_Challenge_: Will you output the entries below exactly, skipping every image they contain?

_Data provided_:
--------
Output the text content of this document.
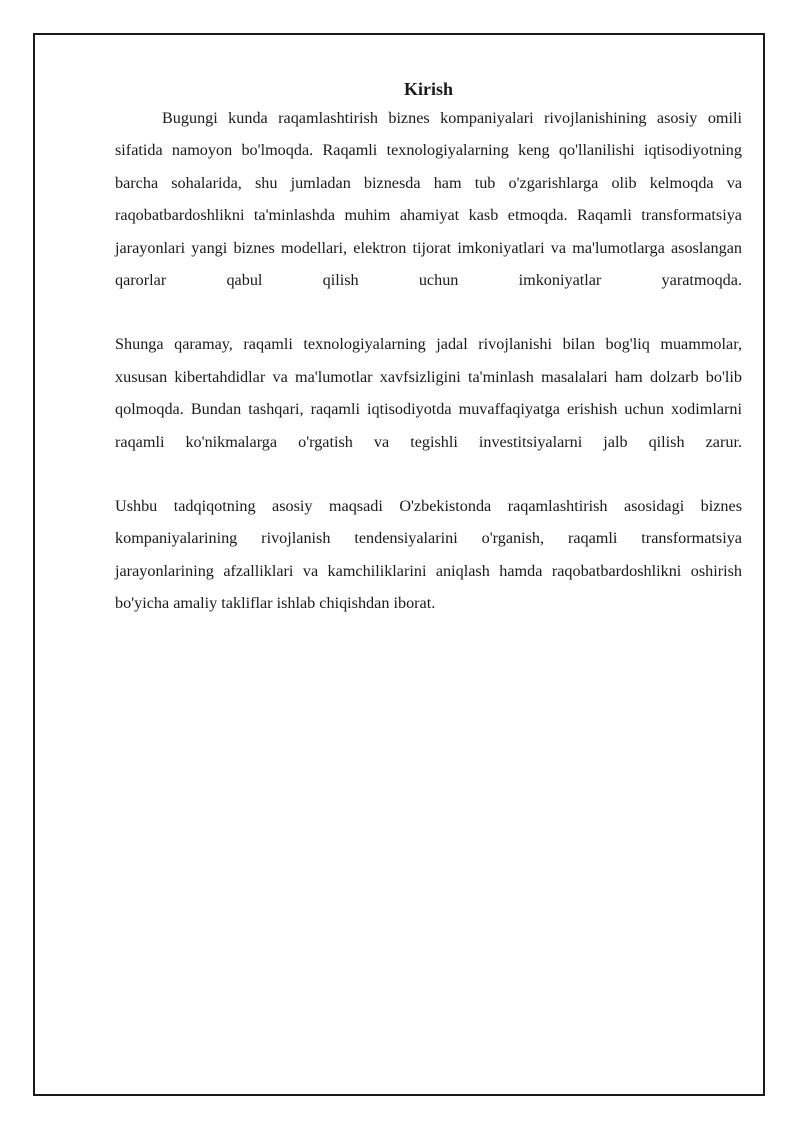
Kirish

Bugungi kunda raqamlashtirish biznes kompaniyalari rivojlanishining asosiy omili sifatida namoyon bo'lmoqda. Raqamli texnologiyalarning keng qo'llanilishi iqtisodiyotning barcha sohalarida, shu jumladan biznesda ham tub o'zgarishlarga olib kelmoqda va raqobatbardoshlikni ta'minlashda muhim ahamiyat kasb etmoqda. Raqamli transformatsiya jarayonlari yangi biznes modellari, elektron tijorat imkoniyatlari va ma'lumotlarga asoslangan qarorlar qabul qilish uchun imkoniyatlar yaratmoqda.

Shunga qaramay, raqamli texnologiyalarning jadal rivojlanishi bilan bog'liq muammolar, xususan kibertahdidlar va ma'lumotlar xavfsizligini ta'minlash masalalari ham dolzarb bo'lib qolmoqda. Bundan tashqari, raqamli iqtisodiyotda muvaffaqiyatga erishish uchun xodimlarni raqamli ko'nikmalarga o'rgatish va tegishli investitsiyalarni jalb qilish zarur.

Ushbu tadqiqotning asosiy maqsadi O'zbekistonda raqamlashtirish asosidagi biznes kompaniyalarining rivojlanish tendensiyalarini o'rganish, raqamli transformatsiya jarayonlarining afzalliklari va kamchiliklarini aniqlash hamda raqobatbardoshlikni oshirish bo'yicha amaliy takliflar ishlab chiqishdan iborat.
--------
_Written answer_:
Output the text content of this document.
Kirish

Bugungi kunda raqamlashtirish biznes kompaniyalari rivojlanishining asosiy omili sifatida namoyon bo'lmoqda. Raqamli texnologiyalarning keng qo'llanilishi iqtisodiyotning barcha sohalarida, shu jumladan biznesda ham tub o'zgarishlarga olib kelmoqda va raqobatbardoshlikni ta'minlashda muhim ahamiyat kasb etmoqda. Raqamli transformatsiya jarayonlari yangi biznes modellari, elektron tijorat imkoniyatlari va ma'lumotlarga asoslangan qarorlar qabul qilish uchun imkoniyatlar yaratmoqda.

Shunga qaramay, raqamli texnologiyalarning jadal rivojlanishi bilan bog'liq muammolar, xususan kibertahdidlar va ma'lumotlar xavfsizligini ta'minlash masalalari ham dolzarb bo'lib qolmoqda. Bundan tashqari, raqamli iqtisodiyotda muvaffaqiyatga erishish uchun xodimlarni raqamli ko'nikmalarga o'rgatish va tegishli investitsiyalarni jalb qilish zarur.

Ushbu tadqiqotning asosiy maqsadi O'zbekistonda raqamlashtirish asosidagi biznes kompaniyalarining rivojlanish tendensiyalarini o'rganish, raqamli transformatsiya jarayonlarining afzalliklari va kamchiliklarini aniqlash hamda raqobatbardoshlikni oshirish bo'yicha amaliy takliflar ishlab chiqishdan iborat.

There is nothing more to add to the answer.